* **SHORT EXERCISE**
Report how many lines contain the word "axles", with no other text.

**********

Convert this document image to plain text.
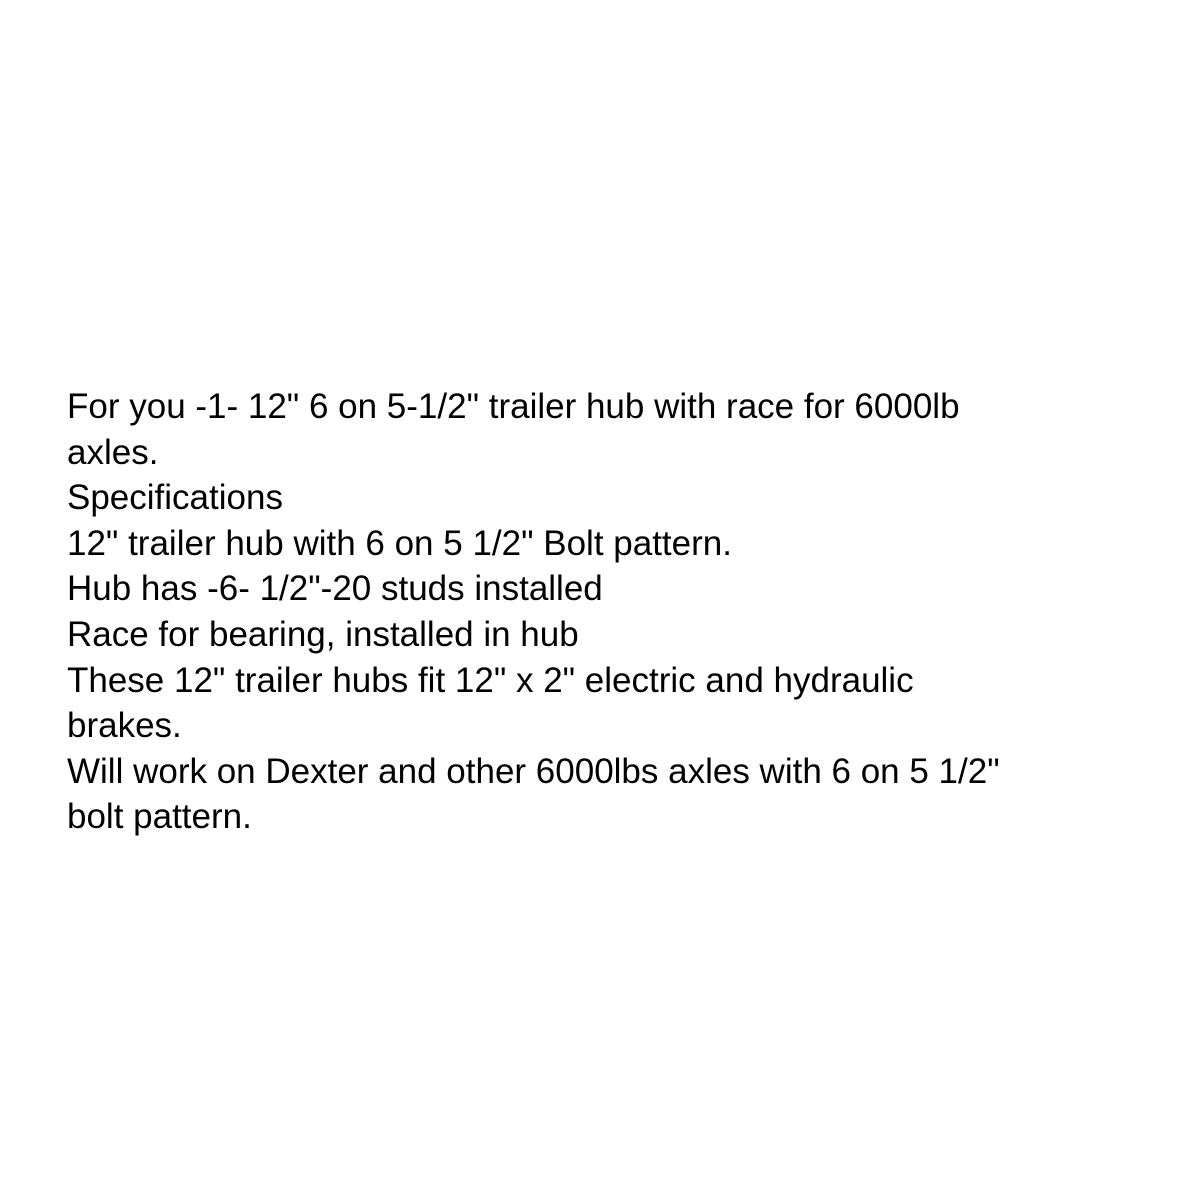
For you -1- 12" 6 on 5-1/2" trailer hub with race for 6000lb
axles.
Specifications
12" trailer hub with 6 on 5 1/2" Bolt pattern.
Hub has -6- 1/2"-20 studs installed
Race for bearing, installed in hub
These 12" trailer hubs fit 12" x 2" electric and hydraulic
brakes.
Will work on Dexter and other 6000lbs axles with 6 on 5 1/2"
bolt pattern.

**********

* **RESULT**
2